--- Problem requirements ---
Copy every line from the data below in which the string "profile" can be found.
(Beginning of Recorded data)
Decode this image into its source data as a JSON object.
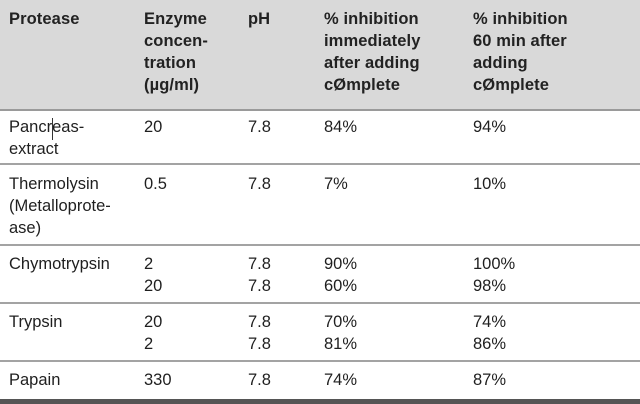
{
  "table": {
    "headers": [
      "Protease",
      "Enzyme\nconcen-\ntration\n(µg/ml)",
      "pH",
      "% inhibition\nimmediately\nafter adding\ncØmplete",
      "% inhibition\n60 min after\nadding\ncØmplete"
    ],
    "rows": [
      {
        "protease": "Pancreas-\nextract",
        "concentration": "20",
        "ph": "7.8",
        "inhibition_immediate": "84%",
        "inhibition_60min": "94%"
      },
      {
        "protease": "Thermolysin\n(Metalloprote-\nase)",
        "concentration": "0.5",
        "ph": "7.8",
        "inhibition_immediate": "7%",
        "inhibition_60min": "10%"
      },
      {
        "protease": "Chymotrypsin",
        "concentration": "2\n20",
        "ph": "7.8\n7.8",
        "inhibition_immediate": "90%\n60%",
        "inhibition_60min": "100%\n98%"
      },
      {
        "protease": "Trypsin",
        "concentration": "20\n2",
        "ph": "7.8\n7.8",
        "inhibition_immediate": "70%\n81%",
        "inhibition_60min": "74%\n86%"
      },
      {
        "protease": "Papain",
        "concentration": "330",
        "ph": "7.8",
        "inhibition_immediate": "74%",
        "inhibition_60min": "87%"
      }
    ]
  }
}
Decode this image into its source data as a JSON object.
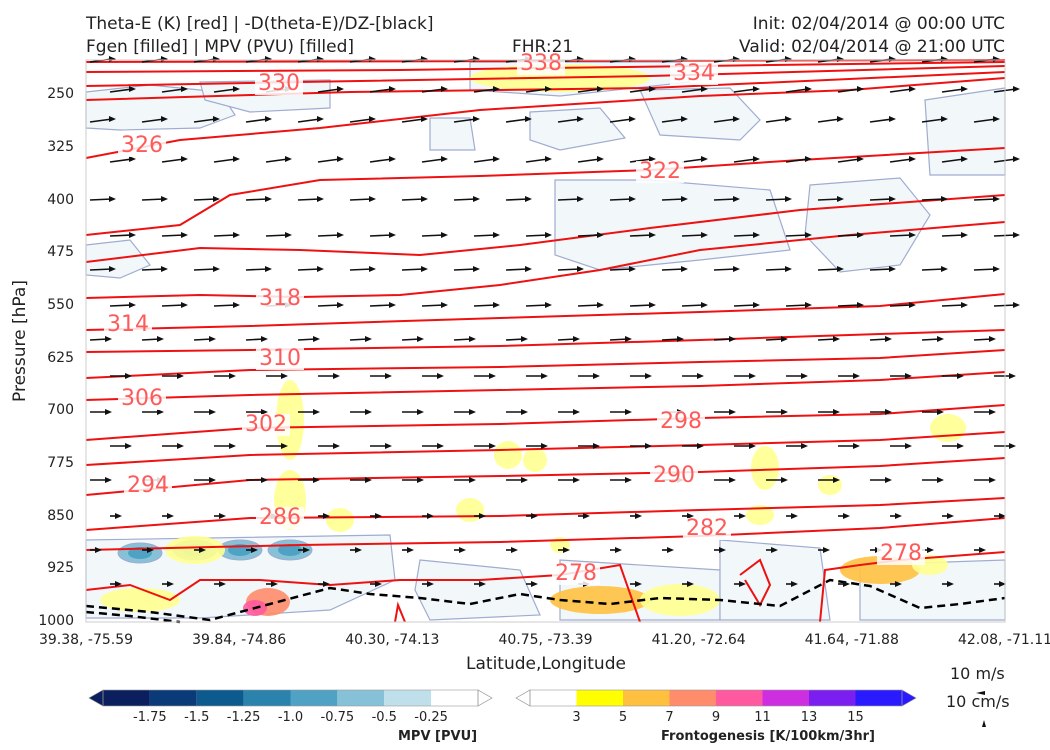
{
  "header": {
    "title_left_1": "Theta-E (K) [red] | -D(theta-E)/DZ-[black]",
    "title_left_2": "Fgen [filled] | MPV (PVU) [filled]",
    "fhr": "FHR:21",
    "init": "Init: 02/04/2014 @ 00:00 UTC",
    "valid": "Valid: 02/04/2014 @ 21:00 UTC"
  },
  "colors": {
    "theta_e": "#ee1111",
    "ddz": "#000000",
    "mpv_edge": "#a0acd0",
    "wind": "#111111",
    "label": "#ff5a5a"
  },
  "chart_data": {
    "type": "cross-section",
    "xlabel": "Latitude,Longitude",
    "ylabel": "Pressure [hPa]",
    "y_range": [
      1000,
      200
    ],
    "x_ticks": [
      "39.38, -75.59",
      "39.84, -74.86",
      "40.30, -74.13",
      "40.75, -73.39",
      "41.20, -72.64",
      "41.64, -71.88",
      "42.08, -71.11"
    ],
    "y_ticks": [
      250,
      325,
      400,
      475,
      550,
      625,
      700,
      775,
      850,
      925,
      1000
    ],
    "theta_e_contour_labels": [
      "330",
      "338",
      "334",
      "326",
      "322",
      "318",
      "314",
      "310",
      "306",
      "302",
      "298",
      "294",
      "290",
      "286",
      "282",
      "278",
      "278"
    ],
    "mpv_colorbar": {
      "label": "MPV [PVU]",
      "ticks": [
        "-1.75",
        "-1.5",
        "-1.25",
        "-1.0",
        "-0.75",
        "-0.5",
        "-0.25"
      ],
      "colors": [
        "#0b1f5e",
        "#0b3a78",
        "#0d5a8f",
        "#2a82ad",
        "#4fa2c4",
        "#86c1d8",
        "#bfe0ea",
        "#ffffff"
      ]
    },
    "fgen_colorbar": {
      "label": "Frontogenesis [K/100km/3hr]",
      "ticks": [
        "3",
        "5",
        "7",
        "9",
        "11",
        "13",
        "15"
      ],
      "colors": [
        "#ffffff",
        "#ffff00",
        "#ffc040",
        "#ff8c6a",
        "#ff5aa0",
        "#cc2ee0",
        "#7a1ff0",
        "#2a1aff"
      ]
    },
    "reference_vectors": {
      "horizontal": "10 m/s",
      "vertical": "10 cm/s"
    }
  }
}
(End of Recorded data)
(Beginning of Recorded data)
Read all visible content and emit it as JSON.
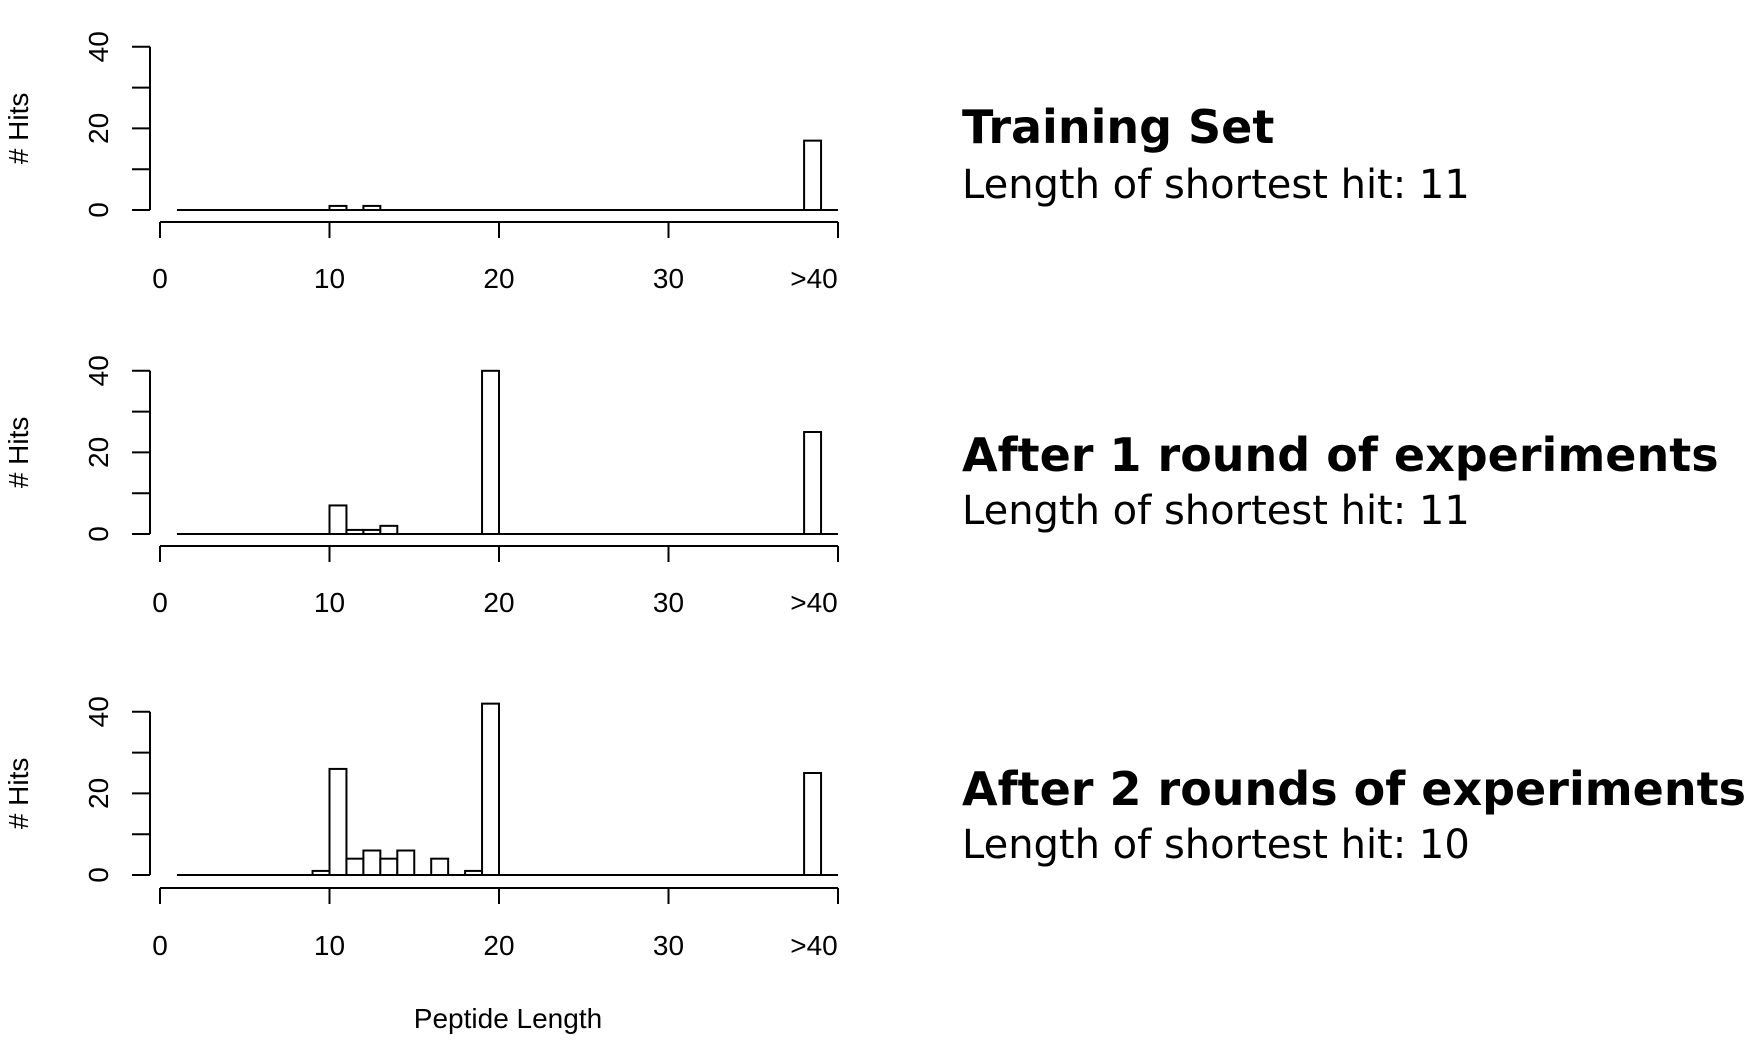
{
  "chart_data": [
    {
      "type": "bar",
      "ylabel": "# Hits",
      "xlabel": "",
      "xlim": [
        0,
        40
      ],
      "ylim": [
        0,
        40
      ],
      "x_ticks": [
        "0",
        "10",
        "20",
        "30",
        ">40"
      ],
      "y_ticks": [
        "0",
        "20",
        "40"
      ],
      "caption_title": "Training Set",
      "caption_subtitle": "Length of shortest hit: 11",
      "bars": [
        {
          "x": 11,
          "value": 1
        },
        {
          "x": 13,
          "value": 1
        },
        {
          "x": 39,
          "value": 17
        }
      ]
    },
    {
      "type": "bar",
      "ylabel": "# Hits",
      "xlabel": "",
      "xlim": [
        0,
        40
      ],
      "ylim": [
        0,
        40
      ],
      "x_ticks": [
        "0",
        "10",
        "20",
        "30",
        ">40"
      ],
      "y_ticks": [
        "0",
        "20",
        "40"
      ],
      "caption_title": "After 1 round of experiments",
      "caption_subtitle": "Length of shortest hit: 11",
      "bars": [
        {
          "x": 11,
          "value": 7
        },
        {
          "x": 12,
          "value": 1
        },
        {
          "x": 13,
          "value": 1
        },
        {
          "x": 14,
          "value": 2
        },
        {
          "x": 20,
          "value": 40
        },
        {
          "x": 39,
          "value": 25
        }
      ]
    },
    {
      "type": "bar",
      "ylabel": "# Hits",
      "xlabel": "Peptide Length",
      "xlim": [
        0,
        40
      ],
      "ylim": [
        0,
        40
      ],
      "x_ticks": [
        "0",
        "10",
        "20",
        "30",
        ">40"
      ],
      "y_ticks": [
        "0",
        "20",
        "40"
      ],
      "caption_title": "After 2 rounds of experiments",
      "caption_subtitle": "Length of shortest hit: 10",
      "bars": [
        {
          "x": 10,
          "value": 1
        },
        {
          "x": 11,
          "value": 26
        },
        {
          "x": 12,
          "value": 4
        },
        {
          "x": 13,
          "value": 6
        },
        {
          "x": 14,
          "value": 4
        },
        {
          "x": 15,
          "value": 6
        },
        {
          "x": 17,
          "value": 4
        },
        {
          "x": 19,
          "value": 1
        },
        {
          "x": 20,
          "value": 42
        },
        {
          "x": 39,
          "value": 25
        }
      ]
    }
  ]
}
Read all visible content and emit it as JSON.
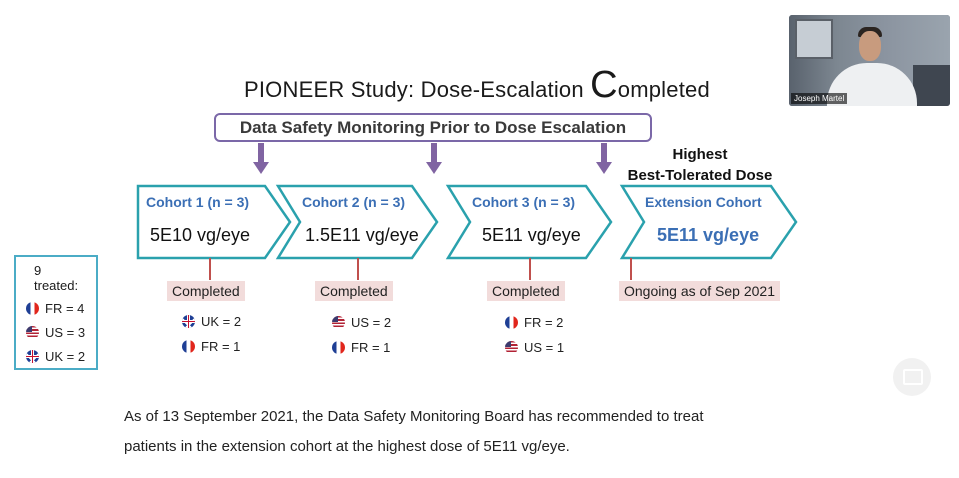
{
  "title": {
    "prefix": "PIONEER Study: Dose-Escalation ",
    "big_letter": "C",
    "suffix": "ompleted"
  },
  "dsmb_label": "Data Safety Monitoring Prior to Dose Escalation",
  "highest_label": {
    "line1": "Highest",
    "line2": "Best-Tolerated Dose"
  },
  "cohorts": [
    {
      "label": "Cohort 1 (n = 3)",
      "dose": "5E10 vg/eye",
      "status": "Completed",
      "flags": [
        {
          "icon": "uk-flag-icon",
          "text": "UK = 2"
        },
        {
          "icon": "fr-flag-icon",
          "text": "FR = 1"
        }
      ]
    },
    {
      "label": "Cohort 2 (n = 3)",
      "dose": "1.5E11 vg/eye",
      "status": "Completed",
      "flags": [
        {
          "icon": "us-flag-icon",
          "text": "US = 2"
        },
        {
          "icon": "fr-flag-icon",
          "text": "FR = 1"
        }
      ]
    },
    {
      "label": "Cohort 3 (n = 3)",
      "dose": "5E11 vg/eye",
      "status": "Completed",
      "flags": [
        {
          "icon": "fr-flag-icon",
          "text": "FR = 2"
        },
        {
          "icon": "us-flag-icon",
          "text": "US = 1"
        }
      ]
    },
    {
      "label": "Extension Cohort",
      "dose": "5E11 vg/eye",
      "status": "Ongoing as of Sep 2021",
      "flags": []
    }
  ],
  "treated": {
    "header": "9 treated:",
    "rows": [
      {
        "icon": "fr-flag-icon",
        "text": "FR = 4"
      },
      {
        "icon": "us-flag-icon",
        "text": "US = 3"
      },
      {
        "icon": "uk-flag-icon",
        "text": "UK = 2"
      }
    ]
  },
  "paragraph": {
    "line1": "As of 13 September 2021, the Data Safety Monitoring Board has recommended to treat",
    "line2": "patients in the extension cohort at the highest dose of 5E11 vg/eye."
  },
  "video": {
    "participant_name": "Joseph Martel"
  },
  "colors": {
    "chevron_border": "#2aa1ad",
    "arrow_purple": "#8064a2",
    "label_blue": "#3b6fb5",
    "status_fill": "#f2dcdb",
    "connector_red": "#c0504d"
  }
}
(End of Recorded data)
(Beginning of Recorded data)
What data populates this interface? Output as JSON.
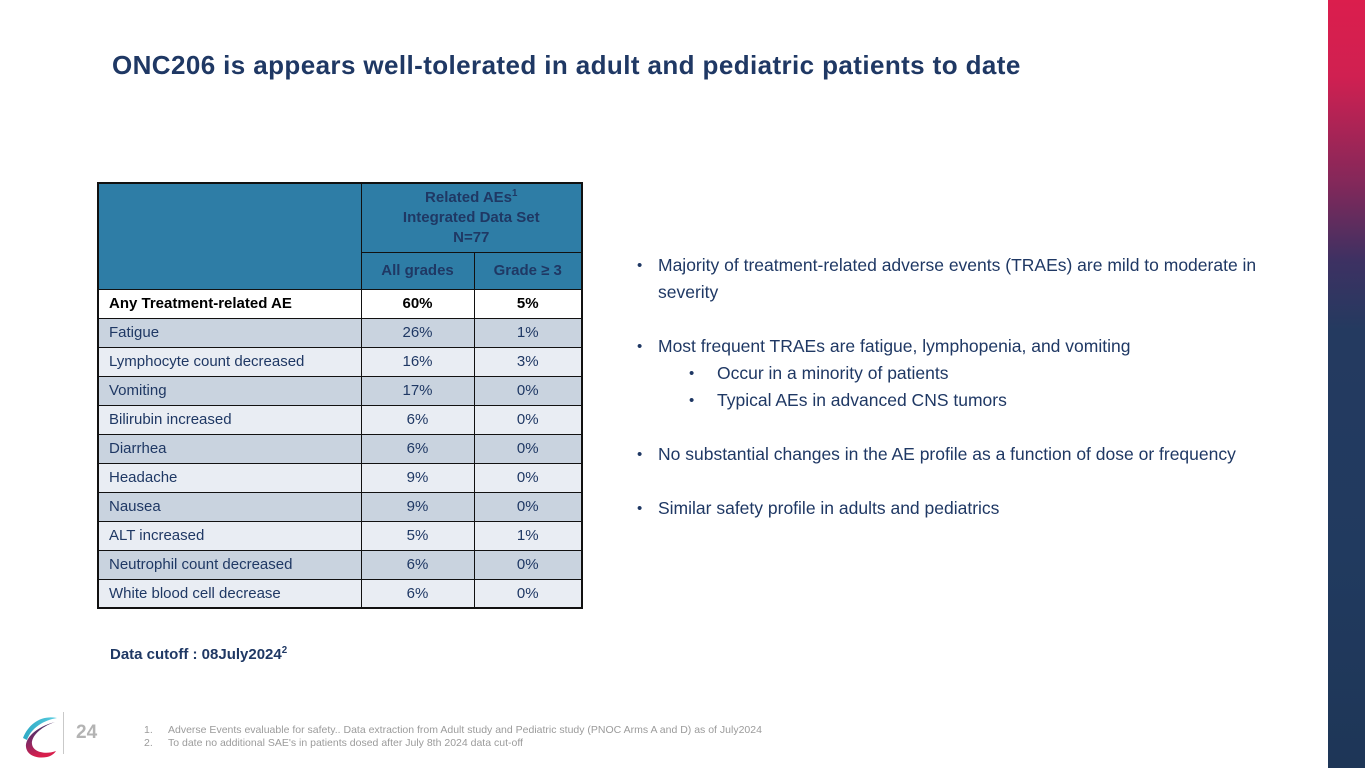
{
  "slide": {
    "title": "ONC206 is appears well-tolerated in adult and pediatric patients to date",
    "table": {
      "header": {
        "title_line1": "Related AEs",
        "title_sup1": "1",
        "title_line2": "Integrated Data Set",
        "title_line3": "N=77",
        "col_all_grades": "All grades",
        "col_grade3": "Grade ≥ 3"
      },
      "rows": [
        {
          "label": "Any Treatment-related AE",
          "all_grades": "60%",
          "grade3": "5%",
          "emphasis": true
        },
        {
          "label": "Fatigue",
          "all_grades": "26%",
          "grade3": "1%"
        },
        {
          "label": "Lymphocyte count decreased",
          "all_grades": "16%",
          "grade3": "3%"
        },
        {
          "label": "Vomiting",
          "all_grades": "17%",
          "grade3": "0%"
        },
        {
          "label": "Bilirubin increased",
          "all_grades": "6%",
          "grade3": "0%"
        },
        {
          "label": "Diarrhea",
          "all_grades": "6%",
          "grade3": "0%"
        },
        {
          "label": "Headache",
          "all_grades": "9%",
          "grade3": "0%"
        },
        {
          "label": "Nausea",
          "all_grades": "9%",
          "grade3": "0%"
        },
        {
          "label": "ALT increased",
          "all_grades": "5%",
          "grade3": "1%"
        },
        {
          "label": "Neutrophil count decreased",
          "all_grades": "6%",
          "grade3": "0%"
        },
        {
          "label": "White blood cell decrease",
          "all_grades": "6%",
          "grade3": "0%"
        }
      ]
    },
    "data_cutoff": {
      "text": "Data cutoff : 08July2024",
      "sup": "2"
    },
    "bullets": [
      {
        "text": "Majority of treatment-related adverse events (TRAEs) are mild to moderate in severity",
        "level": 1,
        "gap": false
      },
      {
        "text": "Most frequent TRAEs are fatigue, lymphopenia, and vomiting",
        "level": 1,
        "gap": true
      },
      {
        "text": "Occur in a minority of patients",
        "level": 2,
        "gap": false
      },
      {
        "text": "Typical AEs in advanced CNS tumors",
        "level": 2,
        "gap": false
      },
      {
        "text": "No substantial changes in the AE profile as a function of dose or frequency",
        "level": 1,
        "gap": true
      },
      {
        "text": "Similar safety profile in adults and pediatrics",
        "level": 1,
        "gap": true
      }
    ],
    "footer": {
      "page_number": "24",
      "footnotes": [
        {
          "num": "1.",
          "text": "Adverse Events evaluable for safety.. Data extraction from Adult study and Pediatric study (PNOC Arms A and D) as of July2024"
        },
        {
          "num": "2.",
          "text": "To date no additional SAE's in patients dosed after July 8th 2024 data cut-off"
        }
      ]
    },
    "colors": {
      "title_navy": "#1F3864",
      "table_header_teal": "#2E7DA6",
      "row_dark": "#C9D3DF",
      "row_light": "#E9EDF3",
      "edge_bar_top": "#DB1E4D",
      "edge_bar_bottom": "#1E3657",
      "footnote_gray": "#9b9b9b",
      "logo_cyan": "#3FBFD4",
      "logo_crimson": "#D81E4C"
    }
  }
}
(End of Recorded data)
--- Output for this task ---
        "text": "No substantial changes in the AE profile as a function of dose or frequency",
        "text": "Similar safety profile in adults and pediatrics",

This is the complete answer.